=== Your objective ===
Identify the lines bearing the string "grid" and gather them.

[Entries shown start]

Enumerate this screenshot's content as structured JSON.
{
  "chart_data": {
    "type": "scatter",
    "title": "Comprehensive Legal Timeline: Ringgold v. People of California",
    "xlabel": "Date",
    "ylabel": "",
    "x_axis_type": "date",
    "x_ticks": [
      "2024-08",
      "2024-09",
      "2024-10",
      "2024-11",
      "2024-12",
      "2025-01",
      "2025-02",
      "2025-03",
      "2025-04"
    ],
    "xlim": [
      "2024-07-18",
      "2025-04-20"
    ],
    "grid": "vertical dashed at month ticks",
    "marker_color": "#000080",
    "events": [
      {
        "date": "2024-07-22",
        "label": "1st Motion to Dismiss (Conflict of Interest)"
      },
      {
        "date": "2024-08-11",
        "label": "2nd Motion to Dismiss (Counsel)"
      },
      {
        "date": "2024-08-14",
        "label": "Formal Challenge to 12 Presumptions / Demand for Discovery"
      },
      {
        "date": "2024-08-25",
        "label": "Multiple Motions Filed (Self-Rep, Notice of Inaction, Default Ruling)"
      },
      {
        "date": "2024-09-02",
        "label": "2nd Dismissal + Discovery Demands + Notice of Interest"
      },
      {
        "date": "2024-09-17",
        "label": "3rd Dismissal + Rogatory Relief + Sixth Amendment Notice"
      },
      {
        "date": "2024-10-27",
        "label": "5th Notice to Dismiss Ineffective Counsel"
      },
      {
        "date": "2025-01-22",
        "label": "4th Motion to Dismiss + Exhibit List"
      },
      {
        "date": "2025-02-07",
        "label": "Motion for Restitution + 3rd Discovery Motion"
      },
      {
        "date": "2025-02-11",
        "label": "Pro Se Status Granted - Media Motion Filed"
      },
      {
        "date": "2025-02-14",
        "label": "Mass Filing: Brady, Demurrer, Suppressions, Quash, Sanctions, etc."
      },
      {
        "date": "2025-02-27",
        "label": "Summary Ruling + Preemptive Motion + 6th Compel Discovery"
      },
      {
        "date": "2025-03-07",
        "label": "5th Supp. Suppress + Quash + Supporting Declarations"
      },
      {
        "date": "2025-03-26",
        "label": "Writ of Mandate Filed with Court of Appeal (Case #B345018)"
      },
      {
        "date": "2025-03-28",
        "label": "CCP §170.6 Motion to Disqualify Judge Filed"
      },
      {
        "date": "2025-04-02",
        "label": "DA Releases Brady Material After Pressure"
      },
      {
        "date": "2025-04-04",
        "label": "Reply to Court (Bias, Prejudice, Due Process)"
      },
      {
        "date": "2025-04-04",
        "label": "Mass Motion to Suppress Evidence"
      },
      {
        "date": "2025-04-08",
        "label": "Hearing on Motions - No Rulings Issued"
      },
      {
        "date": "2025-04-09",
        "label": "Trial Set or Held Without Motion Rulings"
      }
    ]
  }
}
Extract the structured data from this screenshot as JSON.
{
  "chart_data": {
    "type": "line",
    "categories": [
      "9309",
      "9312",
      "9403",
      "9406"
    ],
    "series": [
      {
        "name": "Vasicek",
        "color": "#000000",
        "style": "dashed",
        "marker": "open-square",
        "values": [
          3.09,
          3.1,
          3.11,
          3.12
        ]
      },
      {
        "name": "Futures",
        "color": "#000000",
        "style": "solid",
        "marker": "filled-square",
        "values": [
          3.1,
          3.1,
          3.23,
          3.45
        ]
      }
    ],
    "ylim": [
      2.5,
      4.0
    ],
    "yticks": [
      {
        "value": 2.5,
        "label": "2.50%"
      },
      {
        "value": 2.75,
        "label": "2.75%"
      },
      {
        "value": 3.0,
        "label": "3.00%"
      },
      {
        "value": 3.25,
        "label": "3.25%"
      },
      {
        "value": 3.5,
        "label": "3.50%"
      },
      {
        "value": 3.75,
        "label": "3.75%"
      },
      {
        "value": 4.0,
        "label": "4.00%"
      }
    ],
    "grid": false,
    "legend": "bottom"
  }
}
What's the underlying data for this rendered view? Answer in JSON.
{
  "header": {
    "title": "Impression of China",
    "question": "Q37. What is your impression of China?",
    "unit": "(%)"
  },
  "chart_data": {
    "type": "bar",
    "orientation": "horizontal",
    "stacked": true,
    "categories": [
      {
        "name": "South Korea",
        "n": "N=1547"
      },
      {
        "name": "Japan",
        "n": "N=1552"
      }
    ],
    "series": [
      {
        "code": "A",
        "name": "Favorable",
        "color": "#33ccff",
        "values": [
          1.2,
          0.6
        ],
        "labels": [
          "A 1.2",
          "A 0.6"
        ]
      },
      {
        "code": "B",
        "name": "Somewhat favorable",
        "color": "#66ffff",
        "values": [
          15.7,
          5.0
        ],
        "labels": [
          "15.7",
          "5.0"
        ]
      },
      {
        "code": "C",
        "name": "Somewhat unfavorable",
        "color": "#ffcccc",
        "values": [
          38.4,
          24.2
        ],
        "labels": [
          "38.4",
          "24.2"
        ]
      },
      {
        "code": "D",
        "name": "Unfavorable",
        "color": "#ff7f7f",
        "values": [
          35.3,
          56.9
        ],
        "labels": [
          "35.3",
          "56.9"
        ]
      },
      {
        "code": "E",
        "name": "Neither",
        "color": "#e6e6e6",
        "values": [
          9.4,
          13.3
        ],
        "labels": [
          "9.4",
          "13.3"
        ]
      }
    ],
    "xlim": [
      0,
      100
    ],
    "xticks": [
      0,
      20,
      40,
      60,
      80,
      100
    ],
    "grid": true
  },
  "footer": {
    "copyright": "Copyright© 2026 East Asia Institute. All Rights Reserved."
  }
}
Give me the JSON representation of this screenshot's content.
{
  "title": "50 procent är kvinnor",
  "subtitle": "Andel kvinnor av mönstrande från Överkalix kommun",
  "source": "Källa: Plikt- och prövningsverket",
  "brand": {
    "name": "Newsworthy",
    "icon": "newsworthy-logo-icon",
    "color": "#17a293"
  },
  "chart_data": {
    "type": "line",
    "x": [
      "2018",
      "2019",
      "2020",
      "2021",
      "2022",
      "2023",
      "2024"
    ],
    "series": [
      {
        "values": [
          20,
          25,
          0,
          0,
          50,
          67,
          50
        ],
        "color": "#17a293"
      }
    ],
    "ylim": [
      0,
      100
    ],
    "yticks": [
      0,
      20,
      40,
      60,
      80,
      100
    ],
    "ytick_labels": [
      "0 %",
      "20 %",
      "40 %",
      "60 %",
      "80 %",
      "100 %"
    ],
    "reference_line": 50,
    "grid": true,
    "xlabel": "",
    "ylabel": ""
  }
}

[Entries shown end]

=== Full response ===
    "grid": "vertical dashed at month ticks",
    "grid": false,
    "grid": true
    "grid": true,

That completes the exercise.